===== DATA LINES
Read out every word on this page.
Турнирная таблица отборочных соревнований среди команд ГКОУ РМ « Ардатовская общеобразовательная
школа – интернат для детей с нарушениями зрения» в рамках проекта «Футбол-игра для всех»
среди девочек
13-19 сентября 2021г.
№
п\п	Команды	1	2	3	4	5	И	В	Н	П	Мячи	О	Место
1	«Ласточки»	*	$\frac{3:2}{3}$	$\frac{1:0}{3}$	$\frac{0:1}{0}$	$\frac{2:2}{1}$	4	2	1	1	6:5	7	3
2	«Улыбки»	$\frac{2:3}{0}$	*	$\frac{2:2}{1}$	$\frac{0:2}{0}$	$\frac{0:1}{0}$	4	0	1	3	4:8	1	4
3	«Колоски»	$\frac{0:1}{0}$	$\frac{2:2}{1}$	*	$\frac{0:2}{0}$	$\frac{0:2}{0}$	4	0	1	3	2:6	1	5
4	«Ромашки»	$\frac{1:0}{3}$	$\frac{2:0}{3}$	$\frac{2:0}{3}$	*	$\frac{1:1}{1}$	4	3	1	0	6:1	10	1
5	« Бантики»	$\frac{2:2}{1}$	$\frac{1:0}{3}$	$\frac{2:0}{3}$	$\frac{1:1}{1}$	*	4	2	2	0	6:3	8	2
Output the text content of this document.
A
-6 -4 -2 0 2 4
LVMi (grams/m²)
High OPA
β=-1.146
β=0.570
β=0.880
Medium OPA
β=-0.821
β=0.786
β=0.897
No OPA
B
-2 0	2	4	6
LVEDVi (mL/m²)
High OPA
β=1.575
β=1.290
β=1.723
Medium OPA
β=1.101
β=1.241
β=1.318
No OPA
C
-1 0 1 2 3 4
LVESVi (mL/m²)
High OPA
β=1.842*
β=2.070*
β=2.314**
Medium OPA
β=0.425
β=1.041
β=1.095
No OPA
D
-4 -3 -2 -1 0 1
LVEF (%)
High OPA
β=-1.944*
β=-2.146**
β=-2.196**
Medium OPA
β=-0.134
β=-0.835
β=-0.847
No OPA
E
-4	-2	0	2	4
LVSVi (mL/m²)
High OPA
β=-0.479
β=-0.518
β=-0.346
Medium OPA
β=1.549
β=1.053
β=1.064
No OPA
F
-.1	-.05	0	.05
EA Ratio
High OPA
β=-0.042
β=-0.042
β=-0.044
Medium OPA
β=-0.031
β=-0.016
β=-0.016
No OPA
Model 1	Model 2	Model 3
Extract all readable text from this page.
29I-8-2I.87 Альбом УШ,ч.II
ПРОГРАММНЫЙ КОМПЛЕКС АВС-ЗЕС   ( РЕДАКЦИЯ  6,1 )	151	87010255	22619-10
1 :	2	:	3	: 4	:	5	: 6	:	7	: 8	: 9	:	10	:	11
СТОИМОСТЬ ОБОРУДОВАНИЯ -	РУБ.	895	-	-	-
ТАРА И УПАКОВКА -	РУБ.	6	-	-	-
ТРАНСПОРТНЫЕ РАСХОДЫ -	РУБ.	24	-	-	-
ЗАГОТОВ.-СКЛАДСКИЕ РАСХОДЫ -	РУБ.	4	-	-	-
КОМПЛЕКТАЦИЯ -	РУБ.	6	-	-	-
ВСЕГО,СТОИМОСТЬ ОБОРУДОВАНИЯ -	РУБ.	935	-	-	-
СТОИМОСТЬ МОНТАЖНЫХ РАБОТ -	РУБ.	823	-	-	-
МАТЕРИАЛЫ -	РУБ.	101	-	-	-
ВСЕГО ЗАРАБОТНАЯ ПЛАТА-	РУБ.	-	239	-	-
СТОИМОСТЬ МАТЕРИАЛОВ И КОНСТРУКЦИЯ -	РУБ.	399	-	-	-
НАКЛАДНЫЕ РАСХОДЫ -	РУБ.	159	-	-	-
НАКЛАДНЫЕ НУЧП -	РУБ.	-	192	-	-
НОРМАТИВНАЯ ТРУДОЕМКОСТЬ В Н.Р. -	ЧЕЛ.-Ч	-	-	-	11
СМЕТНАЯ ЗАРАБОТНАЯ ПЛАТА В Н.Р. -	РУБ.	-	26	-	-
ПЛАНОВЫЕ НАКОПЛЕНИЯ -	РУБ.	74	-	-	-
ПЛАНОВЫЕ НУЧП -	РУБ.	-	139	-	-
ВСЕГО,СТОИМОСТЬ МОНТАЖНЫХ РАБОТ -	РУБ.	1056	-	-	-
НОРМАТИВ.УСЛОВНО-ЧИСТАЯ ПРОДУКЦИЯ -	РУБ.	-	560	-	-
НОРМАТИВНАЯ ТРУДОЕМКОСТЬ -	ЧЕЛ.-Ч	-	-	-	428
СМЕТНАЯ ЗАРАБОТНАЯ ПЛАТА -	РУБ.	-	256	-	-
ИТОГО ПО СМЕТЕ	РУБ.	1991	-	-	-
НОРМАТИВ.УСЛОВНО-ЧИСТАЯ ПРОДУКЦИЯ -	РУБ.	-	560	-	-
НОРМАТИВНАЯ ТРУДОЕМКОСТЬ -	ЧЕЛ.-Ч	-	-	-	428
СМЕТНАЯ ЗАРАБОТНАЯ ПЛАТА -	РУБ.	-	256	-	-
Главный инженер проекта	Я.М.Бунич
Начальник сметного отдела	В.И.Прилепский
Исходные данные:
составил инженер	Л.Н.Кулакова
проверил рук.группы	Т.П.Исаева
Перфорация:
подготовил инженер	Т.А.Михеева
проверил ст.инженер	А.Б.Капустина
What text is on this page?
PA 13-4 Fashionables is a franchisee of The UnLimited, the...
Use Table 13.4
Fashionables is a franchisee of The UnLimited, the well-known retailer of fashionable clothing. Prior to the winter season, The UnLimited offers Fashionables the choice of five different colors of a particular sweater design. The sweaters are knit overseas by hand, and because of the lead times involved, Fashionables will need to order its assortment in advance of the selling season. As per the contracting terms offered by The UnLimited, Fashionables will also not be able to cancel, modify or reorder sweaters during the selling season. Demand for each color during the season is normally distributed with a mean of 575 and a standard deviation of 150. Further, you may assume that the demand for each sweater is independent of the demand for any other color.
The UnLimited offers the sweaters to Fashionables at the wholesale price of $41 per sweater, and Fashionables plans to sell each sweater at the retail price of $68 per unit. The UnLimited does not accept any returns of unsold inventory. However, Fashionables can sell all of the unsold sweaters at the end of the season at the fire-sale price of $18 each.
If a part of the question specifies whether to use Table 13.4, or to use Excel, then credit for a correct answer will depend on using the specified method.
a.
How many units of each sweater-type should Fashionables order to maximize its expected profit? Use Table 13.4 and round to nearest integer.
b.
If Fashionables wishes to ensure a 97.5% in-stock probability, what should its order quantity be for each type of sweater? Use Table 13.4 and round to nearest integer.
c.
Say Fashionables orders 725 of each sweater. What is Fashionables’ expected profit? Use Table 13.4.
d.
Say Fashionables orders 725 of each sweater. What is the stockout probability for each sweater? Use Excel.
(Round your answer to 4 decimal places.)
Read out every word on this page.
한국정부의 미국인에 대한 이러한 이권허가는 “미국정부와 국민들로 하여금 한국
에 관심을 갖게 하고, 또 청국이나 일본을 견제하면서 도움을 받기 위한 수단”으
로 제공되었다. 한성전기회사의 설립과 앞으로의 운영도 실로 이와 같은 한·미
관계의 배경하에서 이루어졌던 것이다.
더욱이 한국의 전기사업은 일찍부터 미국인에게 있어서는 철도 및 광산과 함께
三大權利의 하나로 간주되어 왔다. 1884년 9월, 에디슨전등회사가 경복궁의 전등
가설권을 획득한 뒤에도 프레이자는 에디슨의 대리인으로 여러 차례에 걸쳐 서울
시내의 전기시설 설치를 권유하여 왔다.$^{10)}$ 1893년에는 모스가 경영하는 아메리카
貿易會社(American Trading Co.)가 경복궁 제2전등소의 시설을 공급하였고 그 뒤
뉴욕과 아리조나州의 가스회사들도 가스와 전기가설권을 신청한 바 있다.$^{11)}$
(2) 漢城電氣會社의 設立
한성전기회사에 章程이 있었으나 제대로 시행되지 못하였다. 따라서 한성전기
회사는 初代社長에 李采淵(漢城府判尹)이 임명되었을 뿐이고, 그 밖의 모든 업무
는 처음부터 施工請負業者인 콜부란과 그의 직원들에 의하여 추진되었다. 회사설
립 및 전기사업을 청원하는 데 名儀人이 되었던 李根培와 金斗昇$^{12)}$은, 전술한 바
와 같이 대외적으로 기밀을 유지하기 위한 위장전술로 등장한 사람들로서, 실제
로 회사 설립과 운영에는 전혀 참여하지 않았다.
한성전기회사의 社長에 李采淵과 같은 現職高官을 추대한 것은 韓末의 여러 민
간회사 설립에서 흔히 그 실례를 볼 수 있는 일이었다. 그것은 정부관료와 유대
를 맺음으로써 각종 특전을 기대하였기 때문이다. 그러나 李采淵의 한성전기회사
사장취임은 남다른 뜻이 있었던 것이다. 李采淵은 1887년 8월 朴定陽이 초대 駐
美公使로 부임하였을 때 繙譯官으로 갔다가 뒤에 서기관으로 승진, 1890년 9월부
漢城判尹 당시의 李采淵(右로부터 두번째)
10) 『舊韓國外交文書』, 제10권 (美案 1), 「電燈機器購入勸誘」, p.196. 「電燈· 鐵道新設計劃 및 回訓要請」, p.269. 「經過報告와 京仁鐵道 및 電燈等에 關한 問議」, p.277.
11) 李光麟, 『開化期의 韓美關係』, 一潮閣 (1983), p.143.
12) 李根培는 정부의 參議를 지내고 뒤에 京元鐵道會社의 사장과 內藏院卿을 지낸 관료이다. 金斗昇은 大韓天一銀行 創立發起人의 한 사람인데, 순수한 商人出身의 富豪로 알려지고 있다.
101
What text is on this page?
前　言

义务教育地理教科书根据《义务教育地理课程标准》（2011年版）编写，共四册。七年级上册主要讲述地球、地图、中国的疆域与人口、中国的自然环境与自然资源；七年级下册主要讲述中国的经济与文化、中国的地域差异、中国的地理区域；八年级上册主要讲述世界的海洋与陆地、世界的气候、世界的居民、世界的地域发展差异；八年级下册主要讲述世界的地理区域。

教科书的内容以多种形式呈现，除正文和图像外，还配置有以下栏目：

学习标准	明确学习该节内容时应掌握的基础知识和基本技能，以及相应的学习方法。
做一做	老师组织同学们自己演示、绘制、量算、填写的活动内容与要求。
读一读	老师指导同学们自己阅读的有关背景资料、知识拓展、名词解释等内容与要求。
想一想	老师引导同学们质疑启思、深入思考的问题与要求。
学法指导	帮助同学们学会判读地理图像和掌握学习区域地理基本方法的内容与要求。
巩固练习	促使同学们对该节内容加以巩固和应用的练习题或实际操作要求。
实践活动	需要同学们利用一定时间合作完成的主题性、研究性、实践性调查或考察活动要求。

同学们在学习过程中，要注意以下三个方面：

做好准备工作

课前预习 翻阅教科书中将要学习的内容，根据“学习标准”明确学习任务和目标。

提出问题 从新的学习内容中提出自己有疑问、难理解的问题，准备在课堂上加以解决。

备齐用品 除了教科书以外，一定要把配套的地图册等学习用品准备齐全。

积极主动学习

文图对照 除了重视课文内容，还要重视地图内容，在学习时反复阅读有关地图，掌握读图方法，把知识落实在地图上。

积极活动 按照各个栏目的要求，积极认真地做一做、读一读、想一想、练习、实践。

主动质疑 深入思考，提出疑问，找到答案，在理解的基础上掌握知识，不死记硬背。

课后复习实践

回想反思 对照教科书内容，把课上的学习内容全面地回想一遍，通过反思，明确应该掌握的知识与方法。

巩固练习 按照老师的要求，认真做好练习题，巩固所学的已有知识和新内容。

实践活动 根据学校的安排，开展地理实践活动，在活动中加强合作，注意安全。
==========
## THE REQUEST
Gather from the data above every line with the string "frac".

## EXERCISE SOLUTION
1	«Ласточки»	*	$\frac{3:2}{3}$	$\frac{1:0}{3}$	$\frac{0:1}{0}$	$\frac{2:2}{1}$	4	2	1	1	6:5	7	3
2	«Улыбки»	$\frac{2:3}{0}$	*	$\frac{2:2}{1}$	$\frac{0:2}{0}$	$\frac{0:1}{0}$	4	0	1	3	4:8	1	4
3	«Колоски»	$\frac{0:1}{0}$	$\frac{2:2}{1}$	*	$\frac{0:2}{0}$	$\frac{0:2}{0}$	4	0	1	3	2:6	1	5
4	«Ромашки»	$\frac{1:0}{3}$	$\frac{2:0}{3}$	$\frac{2:0}{3}$	*	$\frac{1:1}{1}$	4	3	1	0	6:1	10	1
5	« Бантики»	$\frac{2:2}{1}$	$\frac{1:0}{3}$	$\frac{2:0}{3}$	$\frac{1:1}{1}$	*	4	2	2	0	6:3	8	2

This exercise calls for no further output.